What you need to do
Copy all lines holding the word "Storage" from the entries.

Record excerpts
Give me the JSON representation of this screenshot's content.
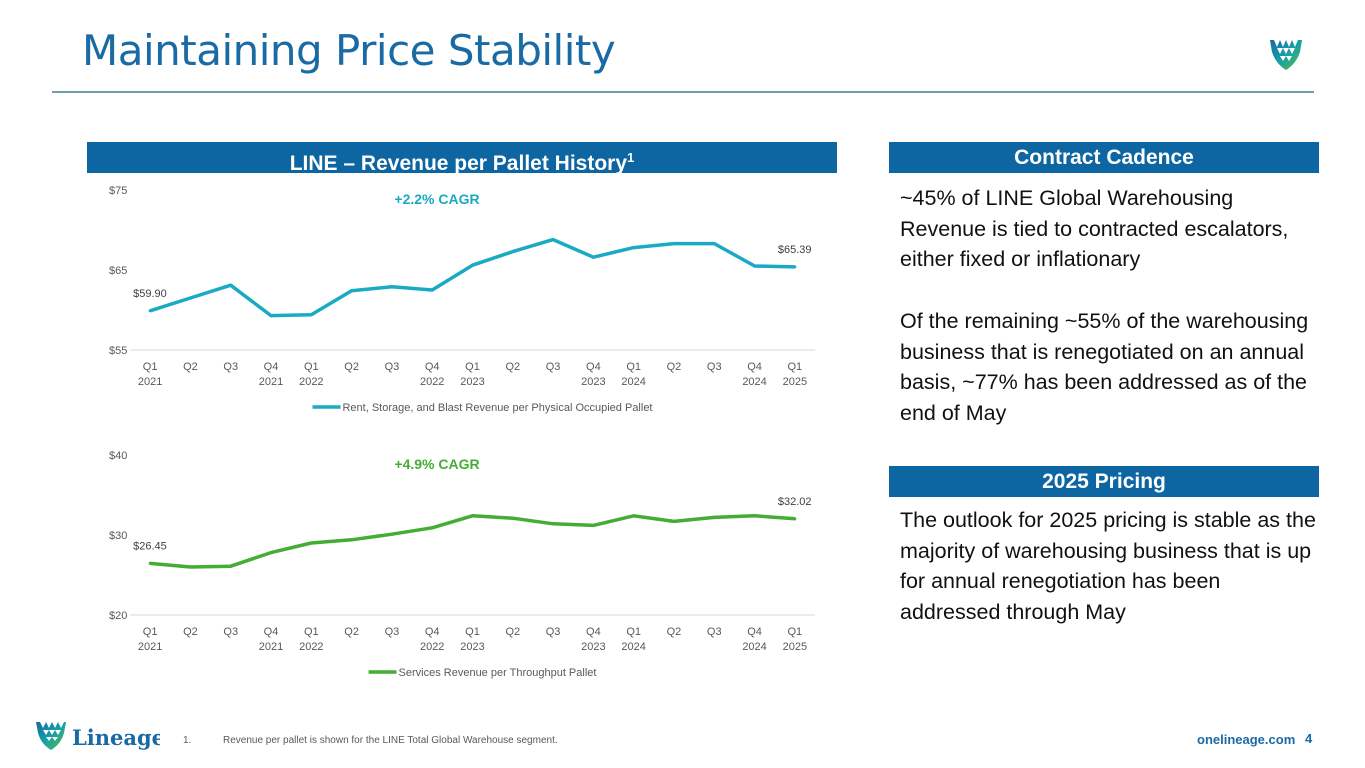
{
  "page": {
    "title": "Maintaining Price Stability",
    "page_number": "4",
    "website": "onelineage.com",
    "brand": "Lineage",
    "footnote_number": "1.",
    "footnote_text": "Revenue per pallet is shown for the LINE Total Global Warehouse segment."
  },
  "left_section": {
    "header": "LINE – Revenue per Pallet History",
    "header_superscript": "1"
  },
  "right_section": {
    "contract_header": "Contract Cadence",
    "contract_para1": "~45% of LINE Global Warehousing Revenue is tied to contracted escalators, either fixed or inflationary",
    "contract_para2": "Of the remaining ~55% of the warehousing business that is renegotiated on an annual basis, ~77% has been addressed as of the end of May",
    "pricing_header": "2025 Pricing",
    "pricing_para": "The outlook for 2025 pricing is stable as the majority of warehousing business that is up for annual renegotiation has been addressed through May"
  },
  "colors": {
    "brand_blue": "#0d66a1",
    "title_blue": "#1a6aa3",
    "series1": "#1aaac4",
    "series2": "#44ad34"
  },
  "chart_data": [
    {
      "type": "line",
      "title": "Rent, Storage, and Blast Revenue per Physical Occupied Pallet",
      "annotation": "+2.2% CAGR",
      "categories": [
        "Q1 2021",
        "Q2",
        "Q3",
        "Q4 2021",
        "Q1 2022",
        "Q2",
        "Q3",
        "Q4 2022",
        "Q1 2023",
        "Q2",
        "Q3",
        "Q4 2023",
        "Q1 2024",
        "Q2",
        "Q3",
        "Q4 2024",
        "Q1 2025"
      ],
      "tick_line1": [
        "Q1",
        "Q2",
        "Q3",
        "Q4",
        "Q1",
        "Q2",
        "Q3",
        "Q4",
        "Q1",
        "Q2",
        "Q3",
        "Q4",
        "Q1",
        "Q2",
        "Q3",
        "Q4",
        "Q1"
      ],
      "tick_line2": [
        "2021",
        "",
        "",
        "2021",
        "2022",
        "",
        "",
        "2022",
        "2023",
        "",
        "",
        "2023",
        "2024",
        "",
        "",
        "2024",
        "2025"
      ],
      "series": [
        {
          "name": "Rent, Storage, and Blast Revenue per Physical Occupied Pallet",
          "values": [
            59.9,
            61.5,
            63.1,
            59.3,
            59.4,
            62.4,
            62.9,
            62.5,
            65.6,
            67.3,
            68.8,
            66.6,
            67.8,
            68.3,
            68.3,
            65.5,
            65.39
          ]
        }
      ],
      "data_labels": {
        "first": "$59.90",
        "last": "$65.39"
      },
      "ylim": [
        55,
        75
      ],
      "yticks": [
        55,
        65,
        75
      ],
      "ytick_labels": [
        "$55",
        "$65",
        "$75"
      ],
      "xlabel": "",
      "ylabel": "",
      "legend_position": "bottom"
    },
    {
      "type": "line",
      "title": "Services Revenue per Throughput Pallet",
      "annotation": "+4.9% CAGR",
      "categories": [
        "Q1 2021",
        "Q2",
        "Q3",
        "Q4 2021",
        "Q1 2022",
        "Q2",
        "Q3",
        "Q4 2022",
        "Q1 2023",
        "Q2",
        "Q3",
        "Q4 2023",
        "Q1 2024",
        "Q2",
        "Q3",
        "Q4 2024",
        "Q1 2025"
      ],
      "tick_line1": [
        "Q1",
        "Q2",
        "Q3",
        "Q4",
        "Q1",
        "Q2",
        "Q3",
        "Q4",
        "Q1",
        "Q2",
        "Q3",
        "Q4",
        "Q1",
        "Q2",
        "Q3",
        "Q4",
        "Q1"
      ],
      "tick_line2": [
        "2021",
        "",
        "",
        "2021",
        "2022",
        "",
        "",
        "2022",
        "2023",
        "",
        "",
        "2023",
        "2024",
        "",
        "",
        "2024",
        "2025"
      ],
      "series": [
        {
          "name": "Services Revenue per Throughput Pallet",
          "values": [
            26.45,
            26.0,
            26.1,
            27.8,
            29.0,
            29.4,
            30.1,
            30.9,
            32.4,
            32.1,
            31.4,
            31.2,
            32.4,
            31.7,
            32.2,
            32.4,
            32.02
          ]
        }
      ],
      "data_labels": {
        "first": "$26.45",
        "last": "$32.02"
      },
      "ylim": [
        20,
        40
      ],
      "yticks": [
        20,
        30,
        40
      ],
      "ytick_labels": [
        "$20",
        "$30",
        "$40"
      ],
      "xlabel": "",
      "ylabel": "",
      "legend_position": "bottom"
    }
  ]
}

Solved problem
      "title": "Rent, Storage, and Blast Revenue per Physical Occupied Pallet",
          "name": "Rent, Storage, and Blast Revenue per Physical Occupied Pallet",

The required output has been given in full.